◆ DIRECTIONS FOR THIS TASK:
Set down all of the data that follows word for word, without the images.

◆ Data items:
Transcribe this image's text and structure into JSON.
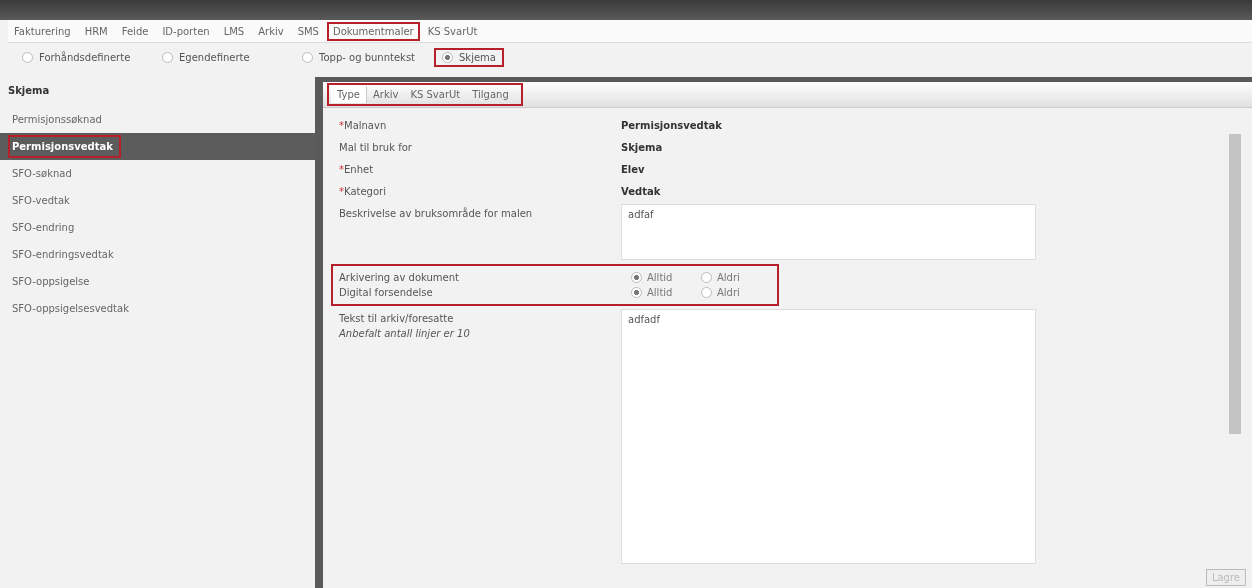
{
  "menu": [
    {
      "label": "Fakturering",
      "selected": false
    },
    {
      "label": "HRM",
      "selected": false
    },
    {
      "label": "Feide",
      "selected": false
    },
    {
      "label": "ID-porten",
      "selected": false
    },
    {
      "label": "LMS",
      "selected": false
    },
    {
      "label": "Arkiv",
      "selected": false
    },
    {
      "label": "SMS",
      "selected": false
    },
    {
      "label": "Dokumentmaler",
      "selected": true
    },
    {
      "label": "KS SvarUt",
      "selected": false
    }
  ],
  "template_types": [
    {
      "label": "Forhåndsdefinerte",
      "selected": false
    },
    {
      "label": "Egendefinerte",
      "selected": false
    },
    {
      "label": "Topp- og bunntekst",
      "selected": false
    },
    {
      "label": "Skjema",
      "selected": true
    }
  ],
  "sidebar": {
    "title": "Skjema",
    "items": [
      {
        "label": "Permisjonssøknad",
        "selected": false
      },
      {
        "label": "Permisjonsvedtak",
        "selected": true
      },
      {
        "label": "SFO-søknad",
        "selected": false
      },
      {
        "label": "SFO-vedtak",
        "selected": false
      },
      {
        "label": "SFO-endring",
        "selected": false
      },
      {
        "label": "SFO-endringsvedtak",
        "selected": false
      },
      {
        "label": "SFO-oppsigelse",
        "selected": false
      },
      {
        "label": "SFO-oppsigelsesvedtak",
        "selected": false
      }
    ]
  },
  "tabs": [
    {
      "label": "Type",
      "selected": true
    },
    {
      "label": "Arkiv",
      "selected": false
    },
    {
      "label": "KS SvarUt",
      "selected": false
    },
    {
      "label": "Tilgang",
      "selected": false
    }
  ],
  "fields": [
    {
      "kind": "text",
      "marker": "*",
      "label": "Malnavn",
      "value": "Permisjonsvedtak"
    },
    {
      "kind": "text",
      "label": "Mal til bruk for",
      "value": "Skjema"
    },
    {
      "kind": "text",
      "marker": "*",
      "label": "Enhet",
      "value": "Elev"
    },
    {
      "kind": "text",
      "marker": "*",
      "label": "Kategori",
      "value": "Vedtak"
    },
    {
      "kind": "textarea",
      "label": "Beskrivelse av bruksområde for malen",
      "value": "adfaf"
    }
  ],
  "options": [
    {
      "label": "Arkivering av dokument",
      "choices": [
        {
          "label": "Alltid",
          "selected": true
        },
        {
          "label": "Aldri",
          "selected": false
        }
      ]
    },
    {
      "label": "Digital forsendelse",
      "choices": [
        {
          "label": "Alltid",
          "selected": true
        },
        {
          "label": "Aldri",
          "selected": false
        }
      ]
    }
  ],
  "text_field": {
    "label": "Tekst til arkiv/foresatte",
    "hint": "Anbefalt antall linjer er 10",
    "value": "adfadf"
  },
  "save_button": {
    "label": "Lagre",
    "disabled": true
  }
}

◆ FINISHED EXERCISE:
Transcribe this image's text and structure into JSON.
{
  "menu": [
    {
      "label": "Fakturering",
      "selected": false
    },
    {
      "label": "HRM",
      "selected": false
    },
    {
      "label": "Feide",
      "selected": false
    },
    {
      "label": "ID-porten",
      "selected": false
    },
    {
      "label": "LMS",
      "selected": false
    },
    {
      "label": "Arkiv",
      "selected": false
    },
    {
      "label": "SMS",
      "selected": false
    },
    {
      "label": "Dokumentmaler",
      "selected": true
    },
    {
      "label": "KS SvarUt",
      "selected": false
    }
  ],
  "template_types": [
    {
      "label": "Forhåndsdefinerte",
      "selected": false
    },
    {
      "label": "Egendefinerte",
      "selected": false
    },
    {
      "label": "Topp- og bunntekst",
      "selected": false
    },
    {
      "label": "Skjema",
      "selected": true
    }
  ],
  "sidebar": {
    "title": "Skjema",
    "items": [
      {
        "label": "Permisjonssøknad",
        "selected": false
      },
      {
        "label": "Permisjonsvedtak",
        "selected": true
      },
      {
        "label": "SFO-søknad",
        "selected": false
      },
      {
        "label": "SFO-vedtak",
        "selected": false
      },
      {
        "label": "SFO-endring",
        "selected": false
      },
      {
        "label": "SFO-endringsvedtak",
        "selected": false
      },
      {
        "label": "SFO-oppsigelse",
        "selected": false
      },
      {
        "label": "SFO-oppsigelsesvedtak",
        "selected": false
      }
    ]
  },
  "tabs": [
    {
      "label": "Type",
      "selected": true
    },
    {
      "label": "Arkiv",
      "selected": false
    },
    {
      "label": "KS SvarUt",
      "selected": false
    },
    {
      "label": "Tilgang",
      "selected": false
    }
  ],
  "fields": [
    {
      "kind": "text",
      "marker": "*",
      "label": "Malnavn",
      "value": "Permisjonsvedtak"
    },
    {
      "kind": "text",
      "label": "Mal til bruk for",
      "value": "Skjema"
    },
    {
      "kind": "text",
      "marker": "*",
      "label": "Enhet",
      "value": "Elev"
    },
    {
      "kind": "text",
      "marker": "*",
      "label": "Kategori",
      "value": "Vedtak"
    },
    {
      "kind": "textarea",
      "label": "Beskrivelse av bruksområde for malen",
      "value": "adfaf"
    }
  ],
  "options": [
    {
      "label": "Arkivering av dokument",
      "choices": [
        {
          "label": "Alltid",
          "selected": true
        },
        {
          "label": "Aldri",
          "selected": false
        }
      ]
    },
    {
      "label": "Digital forsendelse",
      "choices": [
        {
          "label": "Alltid",
          "selected": true
        },
        {
          "label": "Aldri",
          "selected": false
        }
      ]
    }
  ],
  "text_field": {
    "label": "Tekst til arkiv/foresatte",
    "hint": "Anbefalt antall linjer er 10",
    "value": "adfadf"
  },
  "save_button": {
    "label": "Lagre",
    "disabled": true
  }
}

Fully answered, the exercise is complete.